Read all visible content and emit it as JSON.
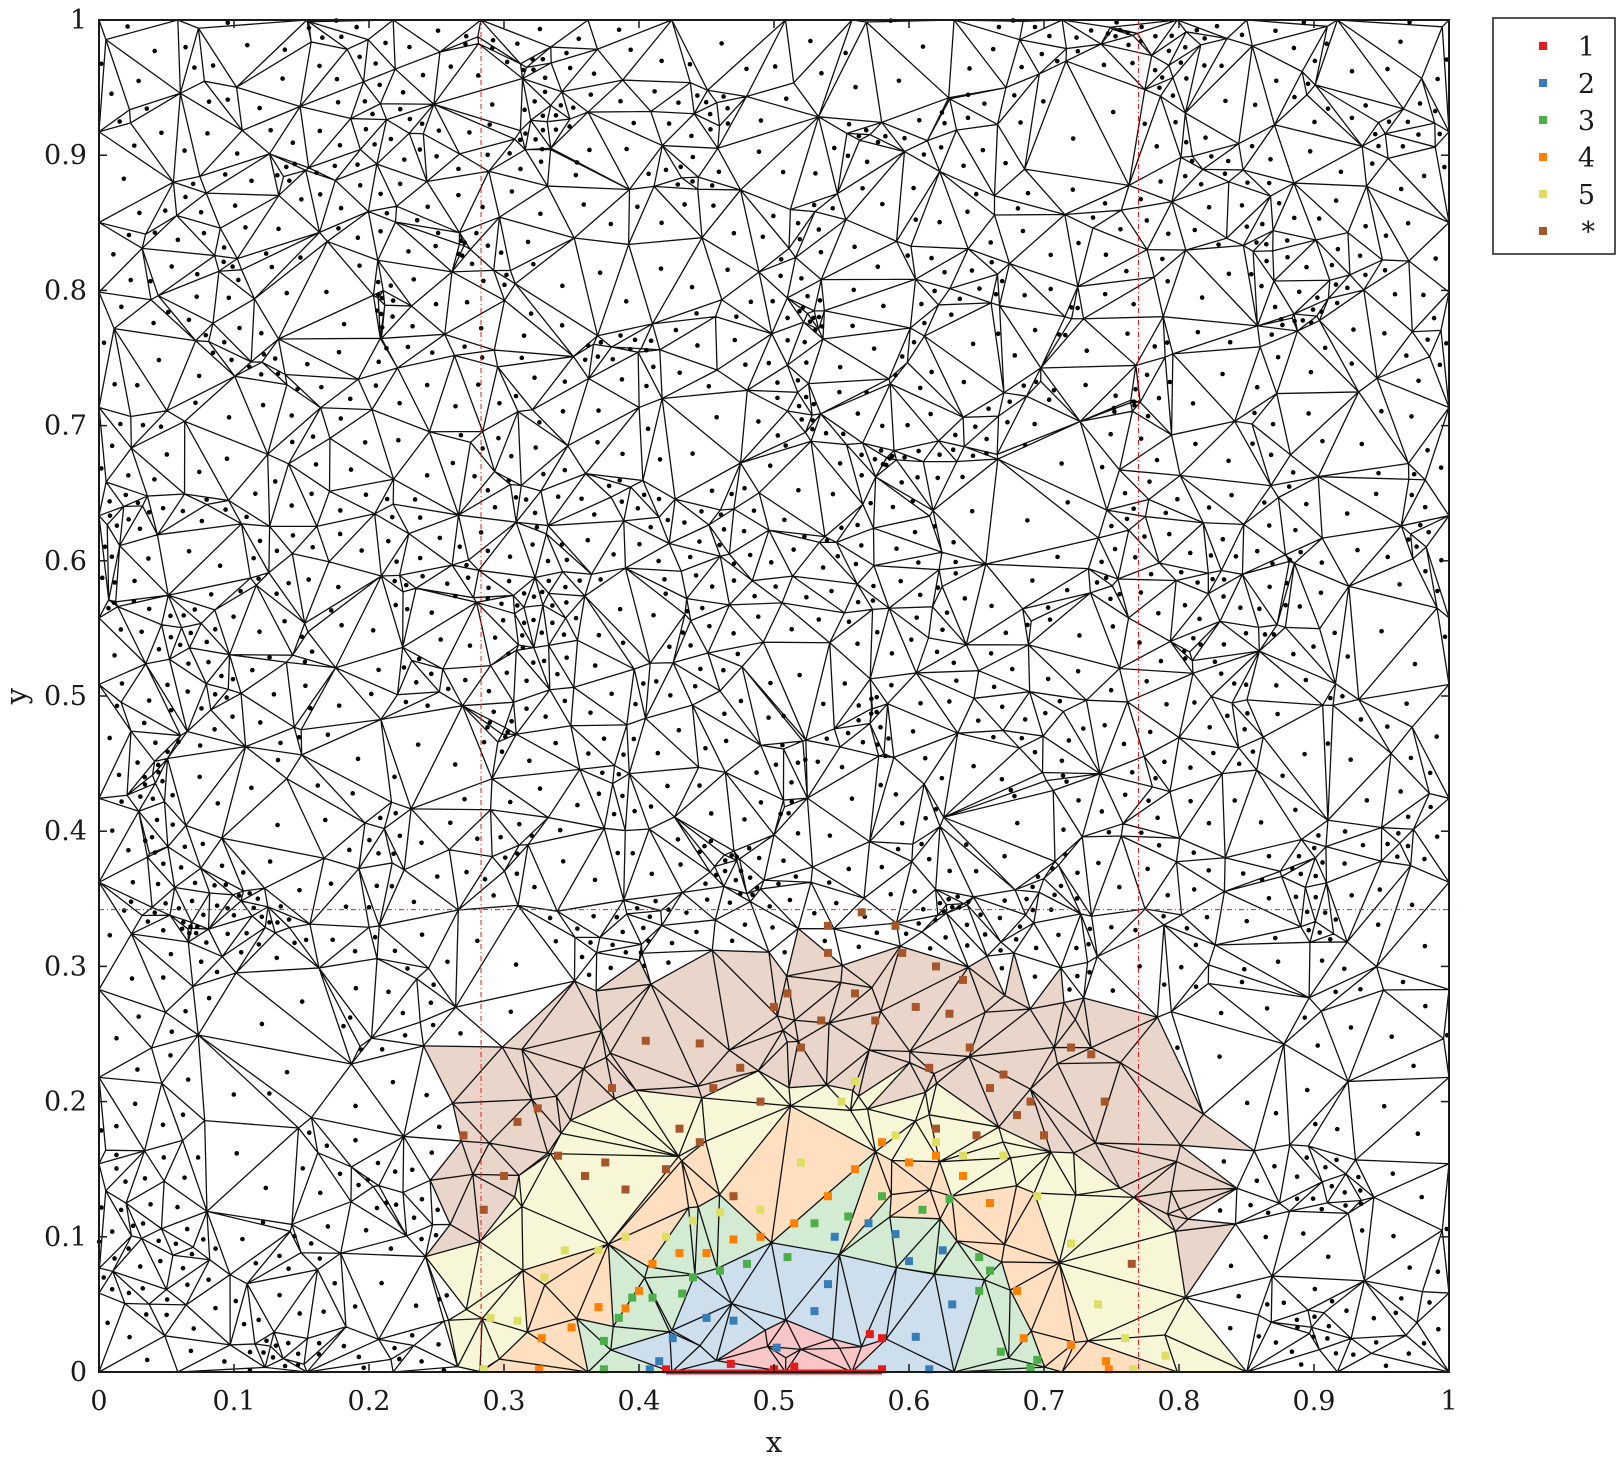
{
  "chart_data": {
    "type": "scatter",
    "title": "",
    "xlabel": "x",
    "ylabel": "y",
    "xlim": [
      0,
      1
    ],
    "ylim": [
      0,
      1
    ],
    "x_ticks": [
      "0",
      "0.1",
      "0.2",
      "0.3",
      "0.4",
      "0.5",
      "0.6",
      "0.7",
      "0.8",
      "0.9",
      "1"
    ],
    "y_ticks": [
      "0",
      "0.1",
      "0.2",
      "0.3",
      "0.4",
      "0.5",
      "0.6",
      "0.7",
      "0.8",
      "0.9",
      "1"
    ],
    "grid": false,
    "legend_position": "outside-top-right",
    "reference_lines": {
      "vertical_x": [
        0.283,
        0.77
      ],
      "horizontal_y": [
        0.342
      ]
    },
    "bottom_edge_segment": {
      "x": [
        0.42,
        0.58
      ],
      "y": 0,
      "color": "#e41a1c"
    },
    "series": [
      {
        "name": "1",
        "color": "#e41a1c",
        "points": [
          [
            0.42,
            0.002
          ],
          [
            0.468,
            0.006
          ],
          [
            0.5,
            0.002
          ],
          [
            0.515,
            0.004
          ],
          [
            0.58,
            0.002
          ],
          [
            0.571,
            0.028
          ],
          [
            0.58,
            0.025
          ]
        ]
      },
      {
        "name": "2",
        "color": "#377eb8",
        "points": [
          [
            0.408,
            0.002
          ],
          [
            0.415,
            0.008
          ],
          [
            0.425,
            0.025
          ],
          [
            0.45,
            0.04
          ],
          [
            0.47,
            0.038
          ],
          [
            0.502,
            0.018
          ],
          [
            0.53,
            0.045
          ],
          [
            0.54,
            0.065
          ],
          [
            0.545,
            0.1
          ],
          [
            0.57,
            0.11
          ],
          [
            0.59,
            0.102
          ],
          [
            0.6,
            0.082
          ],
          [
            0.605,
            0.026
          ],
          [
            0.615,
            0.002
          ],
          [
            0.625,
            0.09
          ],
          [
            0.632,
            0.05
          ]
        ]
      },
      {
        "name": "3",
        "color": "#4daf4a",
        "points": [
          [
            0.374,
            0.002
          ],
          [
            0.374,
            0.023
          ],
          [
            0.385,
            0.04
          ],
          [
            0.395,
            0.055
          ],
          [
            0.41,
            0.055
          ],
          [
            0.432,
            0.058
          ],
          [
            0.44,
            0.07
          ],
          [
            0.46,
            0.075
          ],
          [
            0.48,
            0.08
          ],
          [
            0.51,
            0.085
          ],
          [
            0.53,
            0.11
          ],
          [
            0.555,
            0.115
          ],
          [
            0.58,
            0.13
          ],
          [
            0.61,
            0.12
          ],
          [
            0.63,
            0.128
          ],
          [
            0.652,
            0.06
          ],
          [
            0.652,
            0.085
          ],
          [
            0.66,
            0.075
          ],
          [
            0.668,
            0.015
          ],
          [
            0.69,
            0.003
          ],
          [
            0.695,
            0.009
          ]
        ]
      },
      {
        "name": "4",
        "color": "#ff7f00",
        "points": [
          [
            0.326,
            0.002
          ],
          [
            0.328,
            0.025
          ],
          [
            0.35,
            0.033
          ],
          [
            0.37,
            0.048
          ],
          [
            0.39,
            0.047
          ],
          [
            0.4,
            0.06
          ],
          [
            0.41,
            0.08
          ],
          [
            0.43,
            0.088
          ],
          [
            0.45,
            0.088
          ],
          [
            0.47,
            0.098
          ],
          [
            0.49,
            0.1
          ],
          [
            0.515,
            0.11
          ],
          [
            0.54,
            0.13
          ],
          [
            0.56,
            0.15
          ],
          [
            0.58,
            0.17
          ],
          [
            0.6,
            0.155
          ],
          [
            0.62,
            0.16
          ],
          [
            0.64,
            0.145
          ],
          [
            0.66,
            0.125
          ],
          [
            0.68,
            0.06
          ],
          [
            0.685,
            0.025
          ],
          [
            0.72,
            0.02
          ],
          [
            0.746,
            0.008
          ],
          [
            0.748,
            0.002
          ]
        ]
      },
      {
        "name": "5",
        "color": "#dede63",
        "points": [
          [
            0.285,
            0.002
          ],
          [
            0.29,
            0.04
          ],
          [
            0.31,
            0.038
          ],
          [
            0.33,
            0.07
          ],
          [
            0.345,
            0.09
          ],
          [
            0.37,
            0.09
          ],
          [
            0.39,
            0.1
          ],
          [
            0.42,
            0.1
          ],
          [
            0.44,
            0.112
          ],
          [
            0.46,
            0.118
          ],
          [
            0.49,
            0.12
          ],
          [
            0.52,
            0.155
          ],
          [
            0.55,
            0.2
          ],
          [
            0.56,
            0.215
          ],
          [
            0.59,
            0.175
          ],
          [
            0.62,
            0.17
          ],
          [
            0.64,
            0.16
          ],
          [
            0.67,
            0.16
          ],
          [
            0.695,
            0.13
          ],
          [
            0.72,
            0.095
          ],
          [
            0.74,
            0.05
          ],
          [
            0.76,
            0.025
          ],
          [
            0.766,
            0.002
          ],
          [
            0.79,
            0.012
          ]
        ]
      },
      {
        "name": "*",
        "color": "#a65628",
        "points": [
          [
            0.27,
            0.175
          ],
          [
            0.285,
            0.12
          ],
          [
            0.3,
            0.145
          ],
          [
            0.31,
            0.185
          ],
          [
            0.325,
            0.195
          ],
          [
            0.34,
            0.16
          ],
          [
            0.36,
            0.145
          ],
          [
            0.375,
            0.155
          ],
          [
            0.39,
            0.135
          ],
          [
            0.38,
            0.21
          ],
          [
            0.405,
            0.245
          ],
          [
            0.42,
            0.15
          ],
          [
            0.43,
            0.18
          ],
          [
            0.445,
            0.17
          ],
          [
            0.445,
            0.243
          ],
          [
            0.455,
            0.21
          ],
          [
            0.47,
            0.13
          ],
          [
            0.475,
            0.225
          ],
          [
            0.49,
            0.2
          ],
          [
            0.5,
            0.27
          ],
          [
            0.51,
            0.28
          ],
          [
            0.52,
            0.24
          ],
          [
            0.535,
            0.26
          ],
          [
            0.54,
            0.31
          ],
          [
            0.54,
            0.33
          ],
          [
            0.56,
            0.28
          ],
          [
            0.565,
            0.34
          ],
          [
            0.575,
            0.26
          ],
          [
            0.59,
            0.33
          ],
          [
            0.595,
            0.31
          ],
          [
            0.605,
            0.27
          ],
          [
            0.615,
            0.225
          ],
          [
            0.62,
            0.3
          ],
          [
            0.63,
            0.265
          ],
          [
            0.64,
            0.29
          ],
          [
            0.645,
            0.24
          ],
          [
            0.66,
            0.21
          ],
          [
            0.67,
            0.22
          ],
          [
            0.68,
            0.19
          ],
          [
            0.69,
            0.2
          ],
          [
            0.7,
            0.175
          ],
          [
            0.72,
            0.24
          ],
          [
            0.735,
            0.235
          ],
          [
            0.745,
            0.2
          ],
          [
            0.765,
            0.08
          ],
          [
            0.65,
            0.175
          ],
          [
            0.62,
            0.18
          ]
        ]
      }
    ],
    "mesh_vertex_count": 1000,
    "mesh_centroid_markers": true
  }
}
^^^^^^^^
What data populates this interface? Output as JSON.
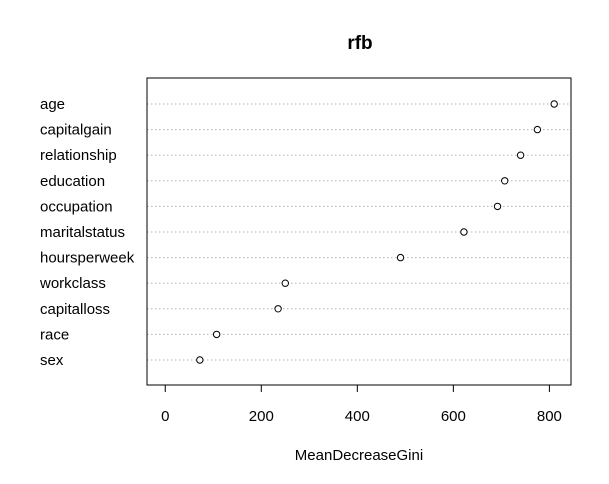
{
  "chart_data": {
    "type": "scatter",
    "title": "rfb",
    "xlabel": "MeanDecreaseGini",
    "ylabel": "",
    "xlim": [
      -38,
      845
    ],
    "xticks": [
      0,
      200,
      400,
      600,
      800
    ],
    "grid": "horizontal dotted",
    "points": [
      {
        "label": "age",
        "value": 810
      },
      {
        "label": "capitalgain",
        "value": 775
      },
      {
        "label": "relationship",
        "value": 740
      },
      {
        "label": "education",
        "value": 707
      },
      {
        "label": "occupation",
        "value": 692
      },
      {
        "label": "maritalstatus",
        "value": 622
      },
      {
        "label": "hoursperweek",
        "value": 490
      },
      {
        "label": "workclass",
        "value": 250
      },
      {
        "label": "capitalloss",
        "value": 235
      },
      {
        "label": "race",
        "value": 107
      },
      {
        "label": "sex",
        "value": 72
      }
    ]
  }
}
^^^^^^^^
**Your instructions**
Search the data for "color" and list every line in which it occurs.

**Reply to the exercise**
      "color": "#e41a1c"
        "color": "#e41a1c",
        "color": "#377eb8",
        "color": "#4daf4a",
        "color": "#ff7f00",
        "color": "#dede63",
        "color": "#a65628",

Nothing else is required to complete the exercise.